● **Given request 1**
In the records, change "reset-button" to "clear-button" in the lines starting with the line with "incognito-icon xyxy=(2231,14,2252,35)" and going on through the line with "next-page-button[interactable] xyxy=(2144,1167,2187,1210)", and give those lines again with everything else left as it is.

───── Extracted text ─────

THE only thing that went wrong for Frank Kudo Sunday was that his New York Yankees were getting blown out by the Atlanta Braves in the World Series. Fortunately for the president of Hawaii Winter Baseball, it was easy enough to tune out the distressing news from his portable radio during a balmy afternoon at Rainbow Stadium.
Take me out
to the winter ballgame
All Kudo had to do was look out from his seat above the Honolulu Sharks' dugout to enjoy a perfect day at the park. The opening homestand for the Sharks was a success, drawing nearly 5,000 fans for the three-game series against the West Oahu CaneFires.
"We have to feel good about the attendance," Kudo said. "Opening night (last Friday) had one of the biggest crowds (2,174) in our four years at Rainbow Stadium. I think it's just taken people some time to learn what the league is all about.
"The level of awareness has to be built up. Having a number of our former players make it up to the big leagues helps our credibility. And we're getting better and better players."

───── Entries supplied ─────

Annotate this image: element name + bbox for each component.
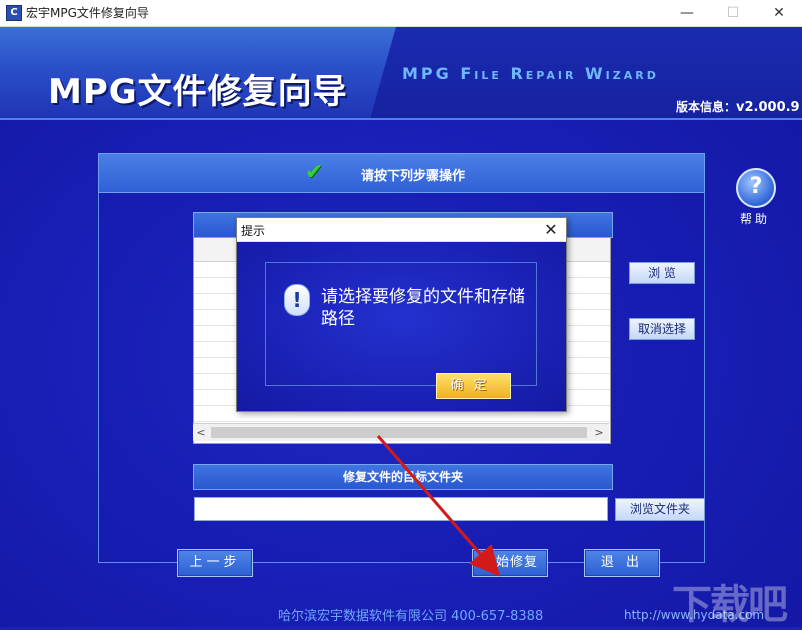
window-title: 宏宇MPG文件修复向导	[26, 6, 149, 20]
maximize-button[interactable]: ☐	[710, 0, 756, 26]
prev-step-button[interactable]: 上一步	[177, 549, 253, 577]
horizontal-scrollbar[interactable]: < >	[193, 423, 609, 441]
help-label[interactable]: 帮助	[740, 210, 770, 227]
dialog-title: 提示	[241, 224, 266, 238]
banner-divider	[0, 118, 802, 120]
browse-folder-button[interactable]: 浏览文件夹	[615, 498, 705, 521]
check-icon: ✔	[305, 160, 324, 185]
cancel-select-button[interactable]: 取消选择	[629, 318, 695, 340]
banner-title: MPG文件修复向导	[48, 72, 348, 112]
dialog-titlebar: 提示 ✕	[237, 218, 566, 242]
footer-company: 哈尔滨宏宇数据软件有限公司 400-657-8388	[278, 609, 544, 624]
scroll-left-icon[interactable]: <	[193, 424, 209, 441]
watermark: 下载吧	[672, 582, 788, 628]
app-icon: C	[6, 5, 22, 21]
target-folder-input[interactable]	[194, 497, 608, 521]
alert-dialog: 提示 ✕ ! 请选择要修复的文件和存储路径 确定	[236, 217, 567, 412]
warning-icon: !	[284, 284, 310, 316]
ok-button[interactable]: 确定	[436, 373, 511, 399]
dialog-body: ! 请选择要修复的文件和存储路径 确定	[237, 242, 566, 411]
close-button[interactable]: ✕	[756, 0, 802, 26]
start-repair-button[interactable]: 开始修复	[472, 549, 548, 577]
window-titlebar: C 宏宇MPG文件修复向导 — ☐ ✕	[0, 0, 802, 27]
scroll-right-icon[interactable]: >	[591, 424, 607, 441]
browse-button[interactable]: 浏 览	[629, 262, 695, 284]
help-icon[interactable]: ?	[736, 168, 776, 208]
dialog-close-icon[interactable]: ✕	[537, 218, 565, 241]
version-label: 版本信息：	[676, 100, 737, 114]
version-info: 版本信息：v2.000.9	[676, 98, 800, 115]
scroll-thumb[interactable]	[211, 427, 587, 438]
minimize-button[interactable]: —	[664, 0, 710, 26]
target-folder-header: 修复文件的目标文件夹	[193, 464, 613, 490]
exit-button[interactable]: 退 出	[584, 549, 660, 577]
version-value: v2.000.9	[736, 100, 800, 115]
dialog-message: 请选择要修复的文件和存储路径	[321, 287, 525, 329]
banner-subtitle: MPG File Repair Wizard	[402, 64, 659, 83]
panel-title: 请按下列步骤操作	[361, 169, 466, 184]
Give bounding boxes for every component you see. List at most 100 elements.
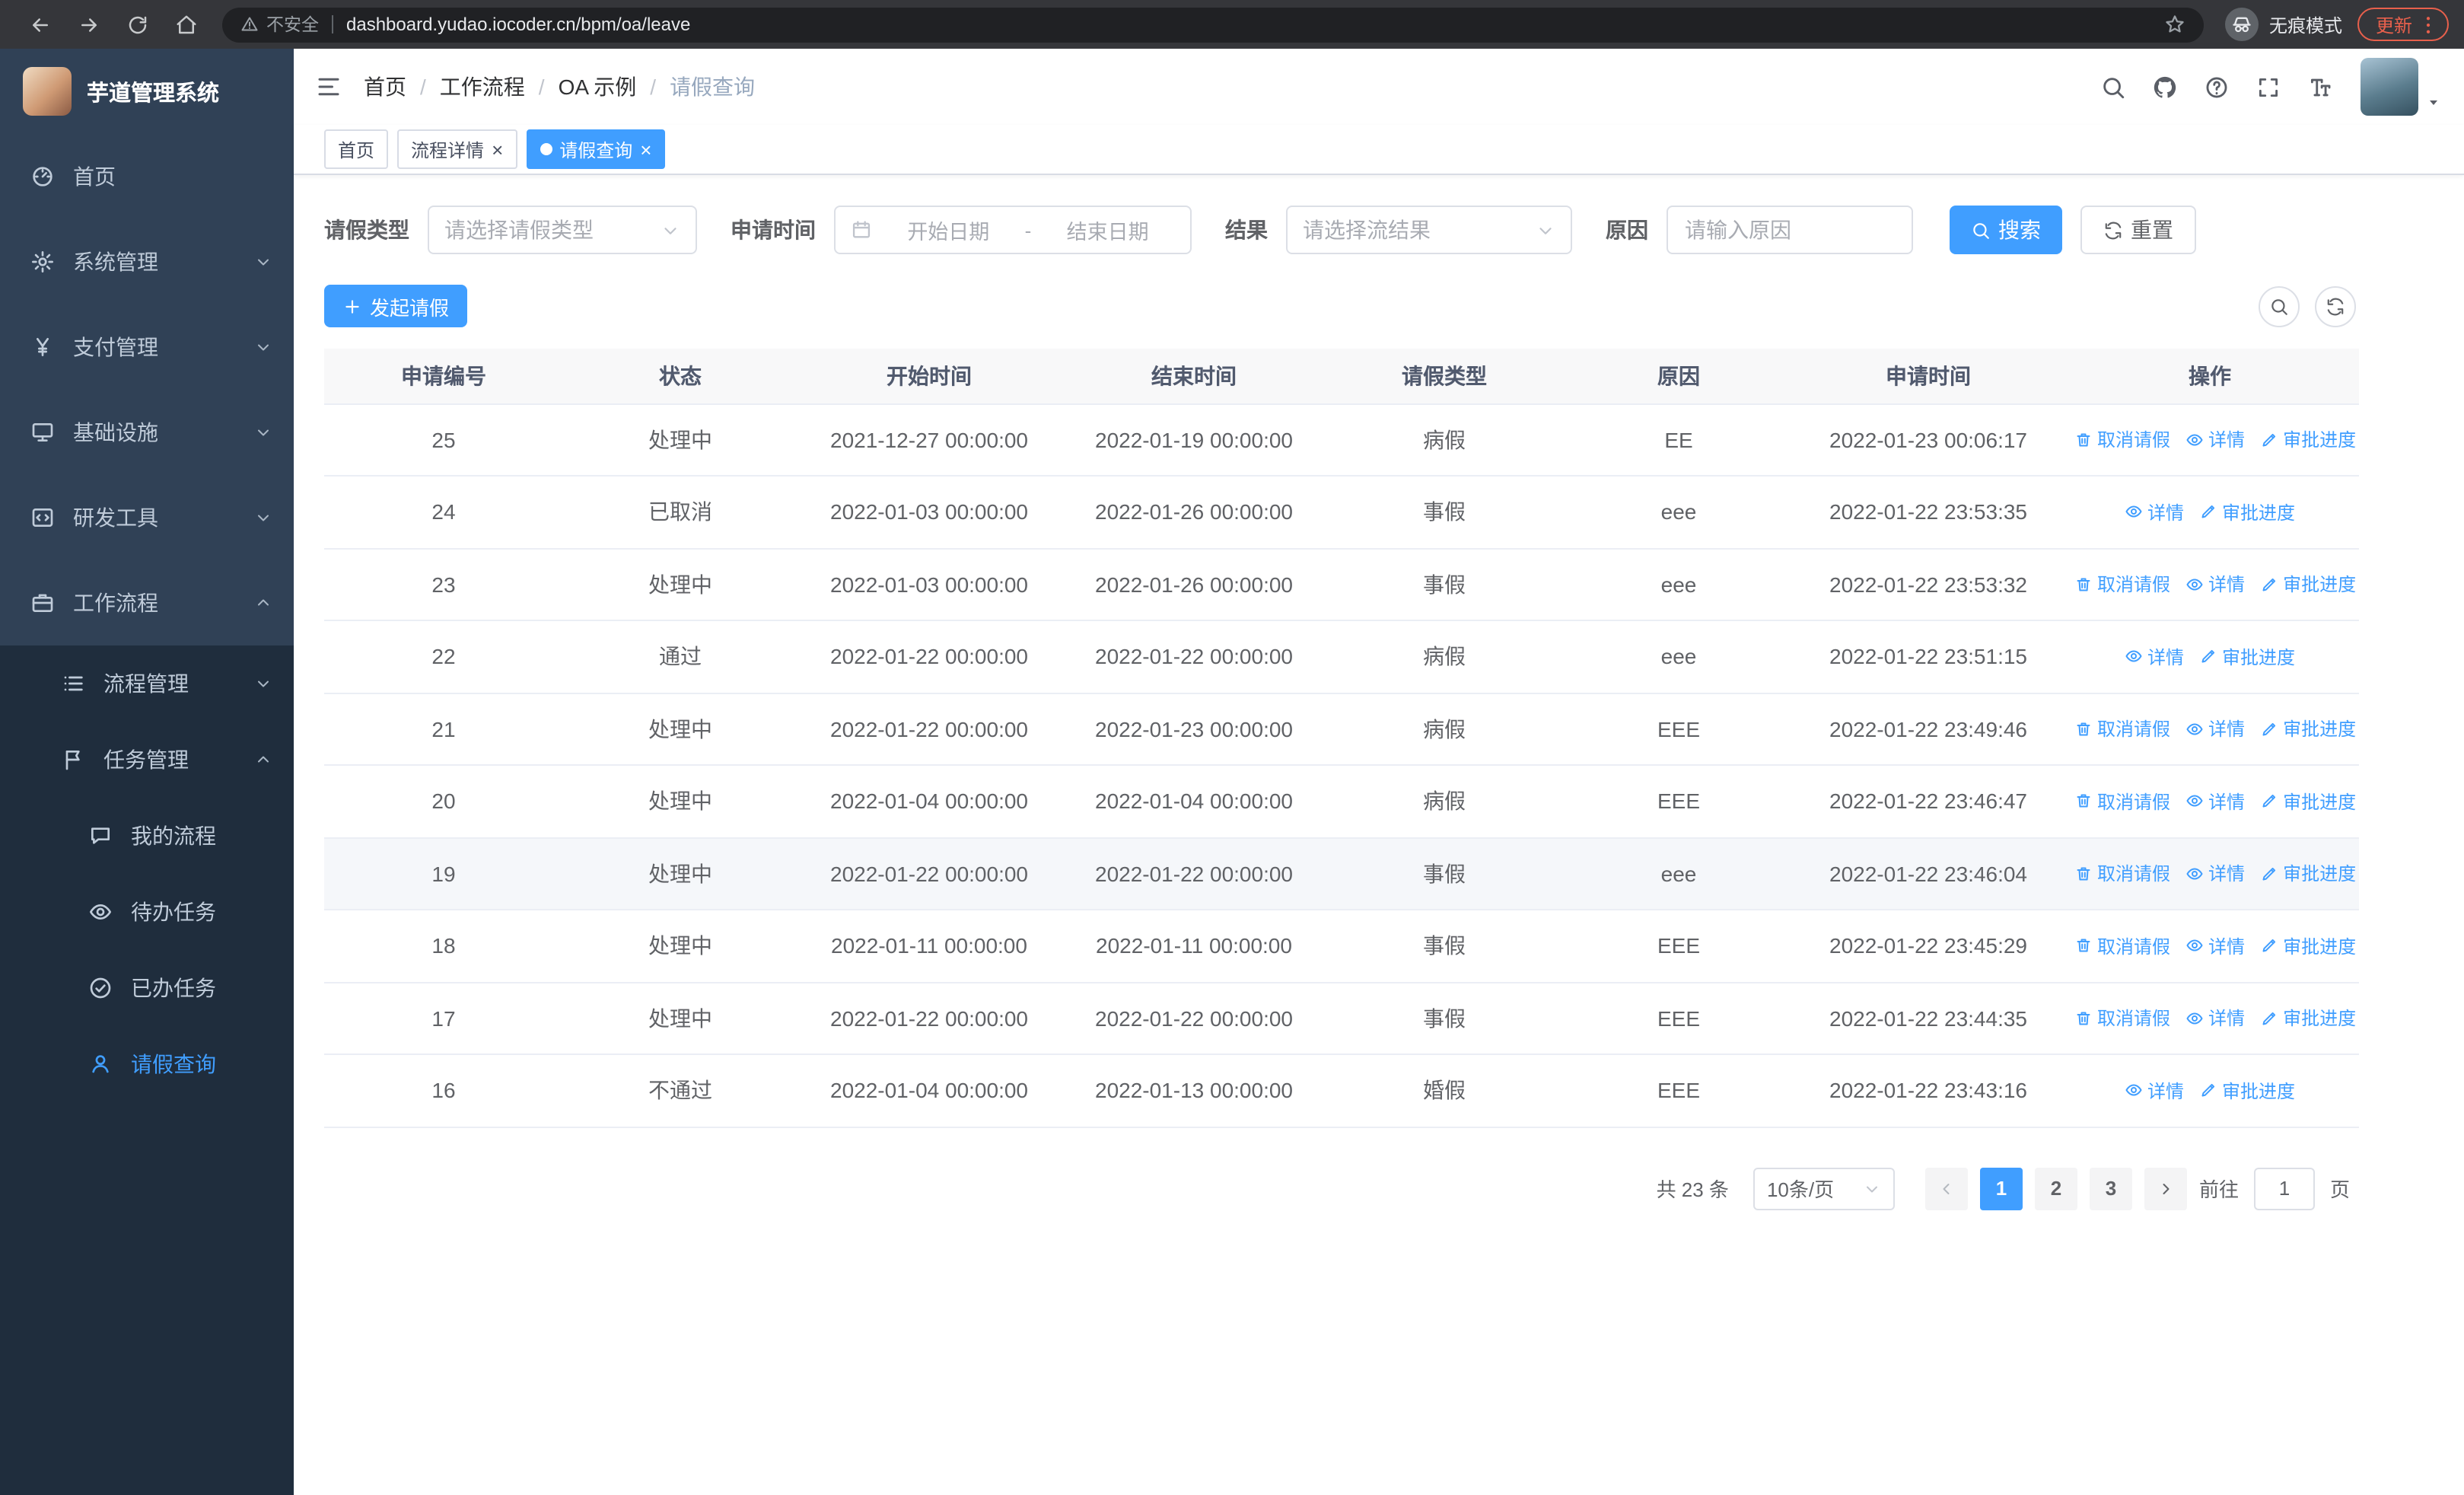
incognito-icon xyxy=(2231,14,2252,35)
chevron-left-icon xyxy=(1937,1179,1956,1197)
breadcrumb-separator: / xyxy=(650,75,657,99)
table-cell: 处理中 xyxy=(563,693,797,766)
cancel-action-link[interactable]: 取消请假 xyxy=(2074,426,2170,452)
tab-process-detail[interactable]: 流程详情 × xyxy=(397,129,517,169)
browser-back-button[interactable] xyxy=(18,3,61,46)
total-count: 共 23 条 xyxy=(1656,1178,1729,1201)
reset-button[interactable]: 重置 xyxy=(2080,206,2196,254)
progress-action-link[interactable]: 审批进度 xyxy=(2260,788,2356,814)
next-page-button[interactable] xyxy=(2144,1167,2187,1210)
cancel-action-link[interactable]: 取消请假 xyxy=(2074,860,2170,886)
user-avatar-menu[interactable] xyxy=(2361,58,2443,116)
detail-action-link[interactable]: 详情 xyxy=(2185,932,2245,958)
sidebar-item-my-process[interactable]: 我的流程 xyxy=(0,798,294,874)
browser-reload-button[interactable] xyxy=(116,3,158,46)
tab-leave-query[interactable]: 请假查询 × xyxy=(526,129,666,169)
actions-cell: 取消请假 详情 审批进度 xyxy=(2061,693,2359,766)
bookmark-star-icon[interactable] xyxy=(2164,14,2185,35)
sidebar-item-workflow[interactable]: 工作流程 xyxy=(0,560,294,645)
close-icon[interactable]: × xyxy=(640,139,651,159)
search-button[interactable]: 搜索 xyxy=(1950,206,2062,254)
sidebar-item-infrastructure[interactable]: 基础设施 xyxy=(0,390,294,475)
detail-action-link[interactable]: 详情 xyxy=(2185,860,2245,886)
leave-type-select[interactable]: 请选择请假类型 xyxy=(428,206,697,254)
font-size-button[interactable] xyxy=(2294,49,2345,125)
sidebar-item-label: 研发工具 xyxy=(73,505,158,530)
help-button[interactable] xyxy=(2190,49,2242,125)
chevron-down-icon xyxy=(254,253,272,271)
start-date-placeholder: 开始日期 xyxy=(907,221,990,244)
progress-action-link[interactable]: 审批进度 xyxy=(2260,932,2356,958)
trash-icon xyxy=(2074,430,2093,448)
detail-action-link[interactable]: 详情 xyxy=(2125,643,2184,669)
breadcrumb-item[interactable]: 首页 xyxy=(364,72,406,102)
progress-action-link[interactable]: 审批进度 xyxy=(2260,860,2356,886)
header-search-button[interactable] xyxy=(2087,49,2138,125)
table-cell: 病假 xyxy=(1327,693,1561,766)
sidebar-item-leave-query[interactable]: 请假查询 xyxy=(0,1026,294,1102)
edit-icon xyxy=(2260,792,2278,810)
progress-action-link[interactable]: 审批进度 xyxy=(2199,1077,2295,1103)
sidebar-item-home[interactable]: 首页 xyxy=(0,134,294,219)
progress-action-link[interactable]: 审批进度 xyxy=(2199,643,2295,669)
goto-page-input[interactable] xyxy=(2253,1167,2315,1210)
sidebar-item-dev-tools[interactable]: 研发工具 xyxy=(0,475,294,560)
cancel-action-link[interactable]: 取消请假 xyxy=(2074,788,2170,814)
trash-icon xyxy=(2074,864,2093,882)
prev-page-button[interactable] xyxy=(1924,1167,1968,1210)
progress-action-link[interactable]: 审批进度 xyxy=(2199,499,2295,524)
breadcrumb-separator: / xyxy=(538,75,545,99)
select-placeholder: 请选择流结果 xyxy=(1303,218,1431,242)
browser-home-button[interactable] xyxy=(164,3,207,46)
column-header: 状态 xyxy=(563,349,797,404)
sidebar-item-task-management[interactable]: 任务管理 xyxy=(0,722,294,798)
progress-action-link[interactable]: 审批进度 xyxy=(2260,571,2356,597)
table-cell: 2022-01-22 23:43:16 xyxy=(1796,1054,2061,1127)
column-header: 申请编号 xyxy=(324,349,563,404)
create-leave-button[interactable]: 发起请假 xyxy=(324,285,468,327)
progress-action-link[interactable]: 审批进度 xyxy=(2260,1005,2356,1031)
detail-action-link[interactable]: 详情 xyxy=(2125,499,2184,524)
sidebar-item-payment-management[interactable]: 支付管理 xyxy=(0,304,294,390)
page-button-2[interactable]: 2 xyxy=(2034,1167,2077,1210)
breadcrumb-item[interactable]: OA 示例 xyxy=(559,72,637,102)
breadcrumb-item[interactable]: 工作流程 xyxy=(440,72,525,102)
progress-action-link[interactable]: 审批进度 xyxy=(2260,426,2356,452)
url-bar[interactable]: 不安全 dashboard.yudao.iocoder.cn/bpm/oa/le… xyxy=(222,7,2204,42)
cancel-action-link[interactable]: 取消请假 xyxy=(2074,932,2170,958)
result-select[interactable]: 请选择流结果 xyxy=(1286,206,1572,254)
app-logo[interactable]: 芋道管理系统 xyxy=(0,49,294,134)
toggle-search-button[interactable] xyxy=(2259,285,2300,327)
detail-action-link[interactable]: 详情 xyxy=(2185,788,2245,814)
table-cell: 22 xyxy=(324,620,563,693)
page-button-1[interactable]: 1 xyxy=(1979,1167,2023,1210)
security-label[interactable]: 不安全 xyxy=(266,12,319,37)
detail-action-link[interactable]: 详情 xyxy=(2185,571,2245,597)
browser-forward-button[interactable] xyxy=(67,3,110,46)
refresh-table-button[interactable] xyxy=(2315,285,2356,327)
detail-action-link[interactable]: 详情 xyxy=(2125,1077,2184,1103)
cancel-action-link[interactable]: 取消请假 xyxy=(2074,1005,2170,1031)
page-button-3[interactable]: 3 xyxy=(2089,1167,2132,1210)
sidebar-item-done-tasks[interactable]: 已办任务 xyxy=(0,950,294,1026)
reason-input[interactable] xyxy=(1667,206,1913,254)
edit-icon xyxy=(2260,719,2278,738)
sidebar-item-process-management[interactable]: 流程管理 xyxy=(0,645,294,722)
sidebar-item-todo-tasks[interactable]: 待办任务 xyxy=(0,874,294,950)
cancel-action-link[interactable]: 取消请假 xyxy=(2074,716,2170,741)
progress-action-link[interactable]: 审批进度 xyxy=(2260,716,2356,741)
page-size-select[interactable]: 10条/页 xyxy=(1752,1167,1895,1210)
apply-time-range-picker[interactable]: 开始日期 - 结束日期 xyxy=(834,206,1192,254)
goto-suffix: 页 xyxy=(2329,1178,2350,1201)
browser-update-menu-button[interactable]: 更新 xyxy=(2357,8,2449,41)
close-icon[interactable]: × xyxy=(492,139,503,159)
sidebar-item-system-management[interactable]: 系统管理 xyxy=(0,219,294,304)
github-link[interactable] xyxy=(2138,49,2190,125)
sidebar-collapse-button[interactable] xyxy=(294,49,364,125)
fullscreen-button[interactable] xyxy=(2242,49,2294,125)
detail-action-link[interactable]: 详情 xyxy=(2185,1005,2245,1031)
detail-action-link[interactable]: 详情 xyxy=(2185,716,2245,741)
cancel-action-link[interactable]: 取消请假 xyxy=(2074,571,2170,597)
tab-home[interactable]: 首页 xyxy=(324,129,389,169)
detail-action-link[interactable]: 详情 xyxy=(2185,426,2245,452)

─────

● **Given request 2**
According to the article on Hawaii Winter Baseball, how many fans did the Sharks' opening homestand draw?

● **Output 1**
incognito-icon xyxy=(2231,14,2252,35)
chevron-left-icon xyxy=(1937,1179,1956,1197)
breadcrumb-separator: / xyxy=(650,75,657,99)
table-cell: 处理中 xyxy=(563,693,797,766)
cancel-action-link[interactable]: 取消请假 xyxy=(2074,426,2170,452)
tab-process-detail[interactable]: 流程详情 × xyxy=(397,129,517,169)
browser-back-button[interactable] xyxy=(18,3,61,46)
total-count: 共 23 条 xyxy=(1656,1178,1729,1201)
clear-button[interactable]: 重置 xyxy=(2080,206,2196,254)
progress-action-link[interactable]: 审批进度 xyxy=(2260,788,2356,814)
next-page-button[interactable] xyxy=(2144,1167,2187,1210)

● **Output 2**
Nearly 5,000 fans.